_What you need to do_
Tally the lines below that contain the word "poor", and give only that number.
* Start Input rows *
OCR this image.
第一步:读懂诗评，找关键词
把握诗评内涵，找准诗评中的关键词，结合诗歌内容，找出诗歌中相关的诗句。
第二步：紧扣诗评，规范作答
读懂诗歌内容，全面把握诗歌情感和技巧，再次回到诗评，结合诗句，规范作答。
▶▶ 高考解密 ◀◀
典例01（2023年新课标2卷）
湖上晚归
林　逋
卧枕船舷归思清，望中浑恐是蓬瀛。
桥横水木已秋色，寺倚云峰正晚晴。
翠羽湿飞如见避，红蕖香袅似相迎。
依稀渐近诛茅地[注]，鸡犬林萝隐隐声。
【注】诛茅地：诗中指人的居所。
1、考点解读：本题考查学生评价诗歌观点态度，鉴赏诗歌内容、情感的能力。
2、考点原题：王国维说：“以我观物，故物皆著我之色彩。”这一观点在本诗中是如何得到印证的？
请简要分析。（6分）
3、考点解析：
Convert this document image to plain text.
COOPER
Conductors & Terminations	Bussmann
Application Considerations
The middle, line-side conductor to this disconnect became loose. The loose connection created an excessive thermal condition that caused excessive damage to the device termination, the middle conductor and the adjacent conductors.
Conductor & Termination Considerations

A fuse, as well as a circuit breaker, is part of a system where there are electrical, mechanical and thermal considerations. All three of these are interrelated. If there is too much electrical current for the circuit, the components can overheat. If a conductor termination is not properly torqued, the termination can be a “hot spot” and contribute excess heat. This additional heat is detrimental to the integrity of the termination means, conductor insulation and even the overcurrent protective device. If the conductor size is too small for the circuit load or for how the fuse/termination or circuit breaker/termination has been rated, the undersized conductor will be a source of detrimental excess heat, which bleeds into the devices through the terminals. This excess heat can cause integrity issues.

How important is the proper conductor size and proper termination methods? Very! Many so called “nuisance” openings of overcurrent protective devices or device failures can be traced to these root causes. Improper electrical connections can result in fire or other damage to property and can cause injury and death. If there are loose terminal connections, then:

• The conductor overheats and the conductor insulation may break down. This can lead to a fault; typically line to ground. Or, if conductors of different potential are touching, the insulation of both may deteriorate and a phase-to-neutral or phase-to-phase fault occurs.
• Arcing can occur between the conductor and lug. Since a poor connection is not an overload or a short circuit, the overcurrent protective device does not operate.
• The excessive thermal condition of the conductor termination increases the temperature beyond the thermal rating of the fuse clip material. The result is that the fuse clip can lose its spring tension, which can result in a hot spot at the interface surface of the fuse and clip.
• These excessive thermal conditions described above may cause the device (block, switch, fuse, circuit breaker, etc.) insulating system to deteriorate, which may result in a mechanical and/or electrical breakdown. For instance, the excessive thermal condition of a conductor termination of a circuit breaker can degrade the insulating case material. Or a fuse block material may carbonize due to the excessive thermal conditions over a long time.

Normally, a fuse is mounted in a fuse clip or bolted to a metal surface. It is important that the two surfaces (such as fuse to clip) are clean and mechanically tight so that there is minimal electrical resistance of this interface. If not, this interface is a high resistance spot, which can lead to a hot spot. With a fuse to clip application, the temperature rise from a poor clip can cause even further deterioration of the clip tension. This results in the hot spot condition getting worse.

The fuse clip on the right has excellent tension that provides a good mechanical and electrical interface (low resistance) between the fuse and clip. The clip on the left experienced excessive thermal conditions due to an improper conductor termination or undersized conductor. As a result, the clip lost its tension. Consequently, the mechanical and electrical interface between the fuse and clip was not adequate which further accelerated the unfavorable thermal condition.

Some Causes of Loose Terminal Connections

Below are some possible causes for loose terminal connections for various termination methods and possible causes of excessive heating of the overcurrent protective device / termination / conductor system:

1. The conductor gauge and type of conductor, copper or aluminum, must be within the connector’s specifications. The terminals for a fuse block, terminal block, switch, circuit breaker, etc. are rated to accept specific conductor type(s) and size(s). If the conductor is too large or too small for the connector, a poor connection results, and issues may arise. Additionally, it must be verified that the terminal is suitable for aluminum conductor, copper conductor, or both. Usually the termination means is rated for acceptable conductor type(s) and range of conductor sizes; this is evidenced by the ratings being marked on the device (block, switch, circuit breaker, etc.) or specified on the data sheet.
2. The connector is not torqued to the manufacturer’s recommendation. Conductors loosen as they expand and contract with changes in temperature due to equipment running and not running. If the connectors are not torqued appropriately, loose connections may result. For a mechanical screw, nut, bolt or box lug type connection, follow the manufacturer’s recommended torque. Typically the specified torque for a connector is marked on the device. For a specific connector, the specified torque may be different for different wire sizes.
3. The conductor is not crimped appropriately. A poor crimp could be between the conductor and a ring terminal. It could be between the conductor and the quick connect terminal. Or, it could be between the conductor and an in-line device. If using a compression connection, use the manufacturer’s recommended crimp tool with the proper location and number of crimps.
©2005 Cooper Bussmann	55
* End Input rows *
_Response to the exercise_
4